_Challenge_
All entries below are to be set down again, identical to the source.

....................

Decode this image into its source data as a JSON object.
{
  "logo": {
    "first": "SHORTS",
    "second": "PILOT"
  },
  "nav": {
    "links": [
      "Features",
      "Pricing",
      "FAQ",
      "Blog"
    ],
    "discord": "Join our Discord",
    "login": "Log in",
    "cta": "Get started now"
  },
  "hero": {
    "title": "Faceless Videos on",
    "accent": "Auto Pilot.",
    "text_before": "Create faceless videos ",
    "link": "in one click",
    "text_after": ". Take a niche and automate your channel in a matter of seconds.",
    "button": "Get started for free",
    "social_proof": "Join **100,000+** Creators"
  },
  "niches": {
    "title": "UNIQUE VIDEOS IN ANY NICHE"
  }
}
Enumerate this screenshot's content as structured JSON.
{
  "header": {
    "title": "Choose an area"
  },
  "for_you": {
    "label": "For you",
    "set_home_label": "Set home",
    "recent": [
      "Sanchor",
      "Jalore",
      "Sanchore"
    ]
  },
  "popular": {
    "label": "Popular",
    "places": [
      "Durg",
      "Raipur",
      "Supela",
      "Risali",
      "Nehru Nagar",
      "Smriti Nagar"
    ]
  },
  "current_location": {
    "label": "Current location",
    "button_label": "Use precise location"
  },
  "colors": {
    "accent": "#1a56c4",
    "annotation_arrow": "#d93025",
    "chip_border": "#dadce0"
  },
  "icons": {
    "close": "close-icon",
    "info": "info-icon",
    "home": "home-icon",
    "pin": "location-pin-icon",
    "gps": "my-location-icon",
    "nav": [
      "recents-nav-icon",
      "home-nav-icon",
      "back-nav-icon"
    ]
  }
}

....................

_Solution to this exercise_
Decode this image into its source data as a JSON object.
{
  "logo": {
    "first": "SHORTS",
    "second": "PILOT"
  },
  "nav": {
    "links": [
      "Features",
      "Pricing",
      "FAQ",
      "Blog"
    ],
    "discord": "Join our Discord",
    "login": "Log in",
    "cta": "Get started now"
  },
  "hero": {
    "title": "Faceless Videos on",
    "accent": "Auto Pilot.",
    "text_before": "Create faceless videos ",
    "link": "in one click",
    "text_after": ". Take a niche and automate your channel in a matter of seconds.",
    "button": "Get started for free",
    "social_proof": "Join **100,000+** Creators"
  },
  "niches": {
    "title": "UNIQUE VIDEOS IN ANY NICHE"
  }
}
Enumerate this screenshot's content as structured JSON.
{
  "header": {
    "title": "Choose an area"
  },
  "for_you": {
    "label": "For you",
    "set_home_label": "Set home",
    "recent": [
      "Sanchor",
      "Jalore",
      "Sanchore"
    ]
  },
  "popular": {
    "label": "Popular",
    "places": [
      "Durg",
      "Raipur",
      "Supela",
      "Risali",
      "Nehru Nagar",
      "Smriti Nagar"
    ]
  },
  "current_location": {
    "label": "Current location",
    "button_label": "Use precise location"
  },
  "colors": {
    "accent": "#1a56c4",
    "annotation_arrow": "#d93025",
    "chip_border": "#dadce0"
  },
  "icons": {
    "close": "close-icon",
    "info": "info-icon",
    "home": "home-icon",
    "pin": "location-pin-icon",
    "gps": "my-location-icon",
    "nav": [
      "recents-nav-icon",
      "home-nav-icon",
      "back-nav-icon"
    ]
  }
}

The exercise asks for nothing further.